** Start of Information provided **

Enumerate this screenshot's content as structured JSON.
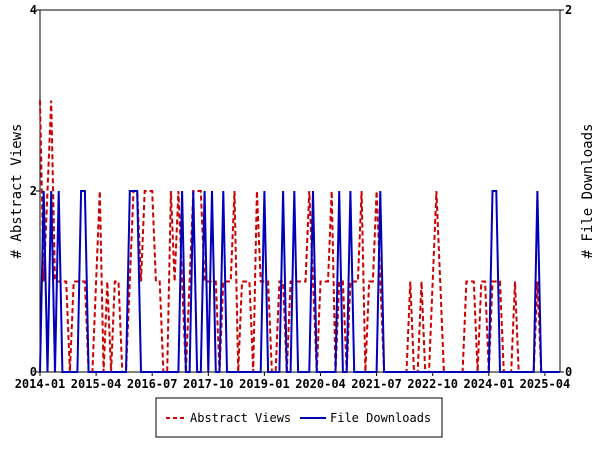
{
  "chart_data": {
    "type": "line",
    "title": "",
    "x_start": "2014-01",
    "x_step": "month",
    "xticks": [
      "2014-01",
      "2015-04",
      "2016-07",
      "2017-10",
      "2019-01",
      "2020-04",
      "2021-07",
      "2022-10",
      "2024-01",
      "2025-04"
    ],
    "ylabel_left": "# Abstract Views",
    "ylabel_right": "# File Downloads",
    "ylim_left": [
      0,
      4
    ],
    "ylim_right": [
      0,
      2
    ],
    "yticks_left": [
      "0",
      "2",
      "4"
    ],
    "yticks_right": [
      "0",
      "2"
    ],
    "legend_position": "bottom-center",
    "series": [
      {
        "name": "Abstract Views",
        "axis": "left",
        "color": "#cc0000",
        "style": "dashed",
        "values": [
          3,
          1,
          2,
          3,
          1,
          1,
          1,
          1,
          0,
          1,
          1,
          1,
          1,
          0,
          0,
          1,
          2,
          0,
          1,
          0,
          1,
          1,
          0,
          0,
          1,
          2,
          2,
          1,
          2,
          2,
          2,
          1,
          1,
          0,
          0,
          2,
          1,
          2,
          1,
          0,
          1,
          2,
          2,
          2,
          1,
          1,
          1,
          1,
          0,
          1,
          1,
          1,
          2,
          0,
          1,
          1,
          1,
          0,
          2,
          1,
          1,
          1,
          0,
          0,
          1,
          1,
          0,
          1,
          1,
          1,
          1,
          1,
          2,
          1,
          0,
          1,
          1,
          1,
          2,
          0,
          1,
          1,
          0,
          1,
          1,
          1,
          2,
          0,
          1,
          1,
          2,
          1,
          0,
          0,
          0,
          0,
          0,
          0,
          0,
          1,
          0,
          0,
          1,
          0,
          0,
          1,
          2,
          1,
          0,
          0,
          0,
          0,
          0,
          0,
          1,
          1,
          1,
          0,
          1,
          1,
          0,
          1,
          1,
          1,
          0,
          0,
          0,
          1,
          0,
          0,
          0,
          0,
          0,
          1,
          0,
          0,
          0,
          0,
          0,
          0
        ]
      },
      {
        "name": "File Downloads",
        "axis": "right",
        "color": "#0000bb",
        "style": "solid",
        "values": [
          0,
          1,
          0,
          1,
          0,
          1,
          0,
          0,
          0,
          0,
          0,
          1,
          1,
          0,
          0,
          0,
          0,
          0,
          0,
          0,
          0,
          0,
          0,
          0,
          1,
          1,
          1,
          0,
          0,
          0,
          0,
          0,
          0,
          0,
          0,
          0,
          0,
          0,
          1,
          0,
          0,
          1,
          0,
          0,
          1,
          0,
          1,
          0,
          0,
          1,
          0,
          0,
          0,
          0,
          0,
          0,
          0,
          0,
          0,
          0,
          1,
          0,
          0,
          0,
          0,
          1,
          0,
          0,
          1,
          0,
          0,
          0,
          0,
          1,
          0,
          0,
          0,
          0,
          0,
          0,
          1,
          0,
          0,
          1,
          0,
          0,
          0,
          0,
          0,
          0,
          0,
          1,
          0,
          0,
          0,
          0,
          0,
          0,
          0,
          0,
          0,
          0,
          0,
          0,
          0,
          0,
          0,
          0,
          0,
          0,
          0,
          0,
          0,
          0,
          0,
          0,
          0,
          0,
          0,
          0,
          0,
          1,
          1,
          0,
          0,
          0,
          0,
          0,
          0,
          0,
          0,
          0,
          0,
          1,
          0,
          0,
          0,
          0,
          0,
          0
        ]
      }
    ]
  }
}
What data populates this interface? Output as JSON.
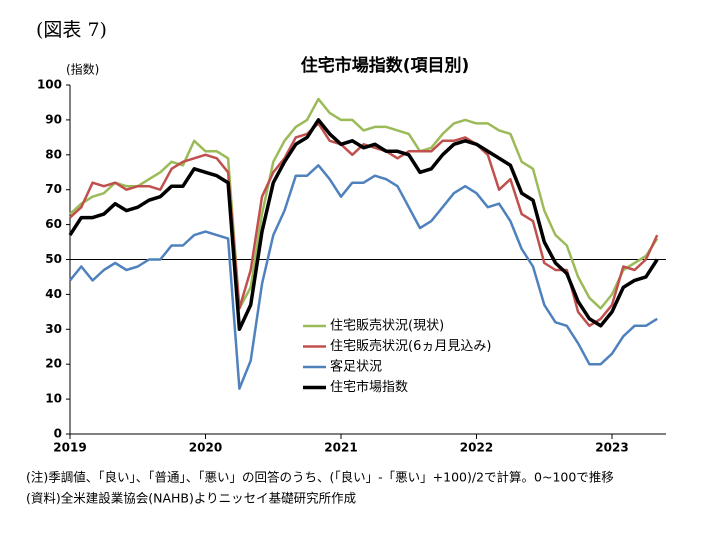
{
  "label": "(図表 7)",
  "chart_data": {
    "type": "line",
    "title": "住宅市場指数(項目別)",
    "y_label": "(指数)",
    "categories": [
      "2019",
      null,
      null,
      null,
      null,
      null,
      null,
      null,
      null,
      null,
      null,
      null,
      "2020",
      null,
      null,
      null,
      null,
      null,
      null,
      null,
      null,
      null,
      null,
      null,
      "2021",
      null,
      null,
      null,
      null,
      null,
      null,
      null,
      null,
      null,
      null,
      null,
      "2022",
      null,
      null,
      null,
      null,
      null,
      null,
      null,
      null,
      null,
      null,
      null,
      "2023",
      null,
      null,
      null,
      null
    ],
    "ylim": [
      0,
      100
    ],
    "yticks": [
      0,
      10,
      20,
      30,
      40,
      50,
      60,
      70,
      80,
      90,
      100
    ],
    "hline": 50,
    "series": [
      {
        "name": "住宅販売状況(現状)",
        "color": "#9bbb59",
        "width": 2.5,
        "values": [
          63,
          66,
          68,
          69,
          72,
          71,
          71,
          73,
          75,
          78,
          77,
          84,
          81,
          81,
          79,
          36,
          42,
          63,
          78,
          84,
          88,
          90,
          96,
          92,
          90,
          90,
          87,
          88,
          88,
          87,
          86,
          81,
          82,
          86,
          89,
          90,
          89,
          89,
          87,
          86,
          78,
          76,
          64,
          57,
          54,
          45,
          39,
          36,
          40,
          47,
          49,
          51,
          56
        ]
      },
      {
        "name": "住宅販売状況(6ヵ月見込み)",
        "color": "#c0504d",
        "width": 2.5,
        "values": [
          62,
          65,
          72,
          71,
          72,
          70,
          71,
          71,
          70,
          76,
          78,
          79,
          80,
          79,
          75,
          36,
          47,
          68,
          75,
          79,
          85,
          86,
          89,
          84,
          83,
          80,
          83,
          82,
          81,
          79,
          81,
          81,
          81,
          84,
          84,
          85,
          83,
          80,
          70,
          73,
          63,
          61,
          49,
          47,
          47,
          35,
          31,
          33,
          37,
          48,
          47,
          50,
          57
        ]
      },
      {
        "name": "客足状況",
        "color": "#4f81bd",
        "width": 2.5,
        "values": [
          44,
          48,
          44,
          47,
          49,
          47,
          48,
          50,
          50,
          54,
          54,
          57,
          58,
          57,
          56,
          13,
          21,
          43,
          57,
          64,
          74,
          74,
          77,
          73,
          68,
          72,
          72,
          74,
          73,
          71,
          65,
          59,
          61,
          65,
          69,
          71,
          69,
          65,
          66,
          61,
          53,
          48,
          37,
          32,
          31,
          26,
          20,
          20,
          23,
          28,
          31,
          31,
          33
        ]
      },
      {
        "name": "住宅市場指数",
        "color": "#000000",
        "width": 3.5,
        "values": [
          57,
          62,
          62,
          63,
          66,
          64,
          65,
          67,
          68,
          71,
          71,
          76,
          75,
          74,
          72,
          30,
          37,
          58,
          72,
          78,
          83,
          85,
          90,
          86,
          83,
          84,
          82,
          83,
          81,
          81,
          80,
          75,
          76,
          80,
          83,
          84,
          83,
          81,
          79,
          77,
          69,
          67,
          55,
          49,
          46,
          38,
          33,
          31,
          35,
          42,
          44,
          45,
          50
        ]
      }
    ]
  },
  "notes": [
    "(注)季調値、「良い」、「普通」、「悪い」の回答のうち、(「良い」-「悪い」+100)/2で計算。0~100で推移",
    "(資料)全米建設業協会(NAHB)よりニッセイ基礎研究所作成"
  ]
}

** End of Information provided **

_Exercise aim_
Quote all the records verbatim, dropping any pictures from your copy.

_Result_
Enumerate this screenshot's content as structured JSON.
{
  "chart_data": {
    "type": "line",
    "title": "",
    "x_start": "2014-01",
    "x_step": "month",
    "xticks": [
      "2014-01",
      "2015-04",
      "2016-07",
      "2017-10",
      "2019-01",
      "2020-04",
      "2021-07",
      "2022-10",
      "2024-01",
      "2025-04"
    ],
    "ylabel_left": "# Abstract Views",
    "ylabel_right": "# File Downloads",
    "ylim_left": [
      0,
      4
    ],
    "ylim_right": [
      0,
      2
    ],
    "yticks_left": [
      "0",
      "2",
      "4"
    ],
    "yticks_right": [
      "0",
      "2"
    ],
    "legend_position": "bottom-center",
    "series": [
      {
        "name": "Abstract Views",
        "axis": "left",
        "color": "#cc0000",
        "style": "dashed",
        "values": [
          3,
          1,
          2,
          3,
          1,
          1,
          1,
          1,
          0,
          1,
          1,
          1,
          1,
          0,
          0,
          1,
          2,
          0,
          1,
          0,
          1,
          1,
          0,
          0,
          1,
          2,
          2,
          1,
          2,
          2,
          2,
          1,
          1,
          0,
          0,
          2,
          1,
          2,
          1,
          0,
          1,
          2,
          2,
          2,
          1,
          1,
          1,
          1,
          0,
          1,
          1,
          1,
          2,
          0,
          1,
          1,
          1,
          0,
          2,
          1,
          1,
          1,
          0,
          0,
          1,
          1,
          0,
          1,
          1,
          1,
          1,
          1,
          2,
          1,
          0,
          1,
          1,
          1,
          2,
          0,
          1,
          1,
          0,
          1,
          1,
          1,
          2,
          0,
          1,
          1,
          2,
          1,
          0,
          0,
          0,
          0,
          0,
          0,
          0,
          1,
          0,
          0,
          1,
          0,
          0,
          1,
          2,
          1,
          0,
          0,
          0,
          0,
          0,
          0,
          1,
          1,
          1,
          0,
          1,
          1,
          0,
          1,
          1,
          1,
          0,
          0,
          0,
          1,
          0,
          0,
          0,
          0,
          0,
          1,
          0,
          0,
          0,
          0,
          0,
          0
        ]
      },
      {
        "name": "File Downloads",
        "axis": "right",
        "color": "#0000bb",
        "style": "solid",
        "values": [
          0,
          1,
          0,
          1,
          0,
          1,
          0,
          0,
          0,
          0,
          0,
          1,
          1,
          0,
          0,
          0,
          0,
          0,
          0,
          0,
          0,
          0,
          0,
          0,
          1,
          1,
          1,
          0,
          0,
          0,
          0,
          0,
          0,
          0,
          0,
          0,
          0,
          0,
          1,
          0,
          0,
          1,
          0,
          0,
          1,
          0,
          1,
          0,
          0,
          1,
          0,
          0,
          0,
          0,
          0,
          0,
          0,
          0,
          0,
          0,
          1,
          0,
          0,
          0,
          0,
          1,
          0,
          0,
          1,
          0,
          0,
          0,
          0,
          1,
          0,
          0,
          0,
          0,
          0,
          0,
          1,
          0,
          0,
          1,
          0,
          0,
          0,
          0,
          0,
          0,
          0,
          1,
          0,
          0,
          0,
          0,
          0,
          0,
          0,
          0,
          0,
          0,
          0,
          0,
          0,
          0,
          0,
          0,
          0,
          0,
          0,
          0,
          0,
          0,
          0,
          0,
          0,
          0,
          0,
          0,
          0,
          1,
          1,
          0,
          0,
          0,
          0,
          0,
          0,
          0,
          0,
          0,
          0,
          1,
          0,
          0,
          0,
          0,
          0,
          0
        ]
      }
    ]
  }
}
What data populates this interface? Output as JSON.
{
  "label": "(図表 7)",
  "chart_data": {
    "type": "line",
    "title": "住宅市場指数(項目別)",
    "y_label": "(指数)",
    "categories": [
      "2019",
      null,
      null,
      null,
      null,
      null,
      null,
      null,
      null,
      null,
      null,
      null,
      "2020",
      null,
      null,
      null,
      null,
      null,
      null,
      null,
      null,
      null,
      null,
      null,
      "2021",
      null,
      null,
      null,
      null,
      null,
      null,
      null,
      null,
      null,
      null,
      null,
      "2022",
      null,
      null,
      null,
      null,
      null,
      null,
      null,
      null,
      null,
      null,
      null,
      "2023",
      null,
      null,
      null,
      null
    ],
    "ylim": [
      0,
      100
    ],
    "yticks": [
      0,
      10,
      20,
      30,
      40,
      50,
      60,
      70,
      80,
      90,
      100
    ],
    "hline": 50,
    "series": [
      {
        "name": "住宅販売状況(現状)",
        "color": "#9bbb59",
        "width": 2.5,
        "values": [
          63,
          66,
          68,
          69,
          72,
          71,
          71,
          73,
          75,
          78,
          77,
          84,
          81,
          81,
          79,
          36,
          42,
          63,
          78,
          84,
          88,
          90,
          96,
          92,
          90,
          90,
          87,
          88,
          88,
          87,
          86,
          81,
          82,
          86,
          89,
          90,
          89,
          89,
          87,
          86,
          78,
          76,
          64,
          57,
          54,
          45,
          39,
          36,
          40,
          47,
          49,
          51,
          56
        ]
      },
      {
        "name": "住宅販売状況(6ヵ月見込み)",
        "color": "#c0504d",
        "width": 2.5,
        "values": [
          62,
          65,
          72,
          71,
          72,
          70,
          71,
          71,
          70,
          76,
          78,
          79,
          80,
          79,
          75,
          36,
          47,
          68,
          75,
          79,
          85,
          86,
          89,
          84,
          83,
          80,
          83,
          82,
          81,
          79,
          81,
          81,
          81,
          84,
          84,
          85,
          83,
          80,
          70,
          73,
          63,
          61,
          49,
          47,
          47,
          35,
          31,
          33,
          37,
          48,
          47,
          50,
          57
        ]
      },
      {
        "name": "客足状況",
        "color": "#4f81bd",
        "width": 2.5,
        "values": [
          44,
          48,
          44,
          47,
          49,
          47,
          48,
          50,
          50,
          54,
          54,
          57,
          58,
          57,
          56,
          13,
          21,
          43,
          57,
          64,
          74,
          74,
          77,
          73,
          68,
          72,
          72,
          74,
          73,
          71,
          65,
          59,
          61,
          65,
          69,
          71,
          69,
          65,
          66,
          61,
          53,
          48,
          37,
          32,
          31,
          26,
          20,
          20,
          23,
          28,
          31,
          31,
          33
        ]
      },
      {
        "name": "住宅市場指数",
        "color": "#000000",
        "width": 3.5,
        "values": [
          57,
          62,
          62,
          63,
          66,
          64,
          65,
          67,
          68,
          71,
          71,
          76,
          75,
          74,
          72,
          30,
          37,
          58,
          72,
          78,
          83,
          85,
          90,
          86,
          83,
          84,
          82,
          83,
          81,
          81,
          80,
          75,
          76,
          80,
          83,
          84,
          83,
          81,
          79,
          77,
          69,
          67,
          55,
          49,
          46,
          38,
          33,
          31,
          35,
          42,
          44,
          45,
          50
        ]
      }
    ]
  },
  "notes": [
    "(注)季調値、「良い」、「普通」、「悪い」の回答のうち、(「良い」-「悪い」+100)/2で計算。0~100で推移",
    "(資料)全米建設業協会(NAHB)よりニッセイ基礎研究所作成"
  ]
}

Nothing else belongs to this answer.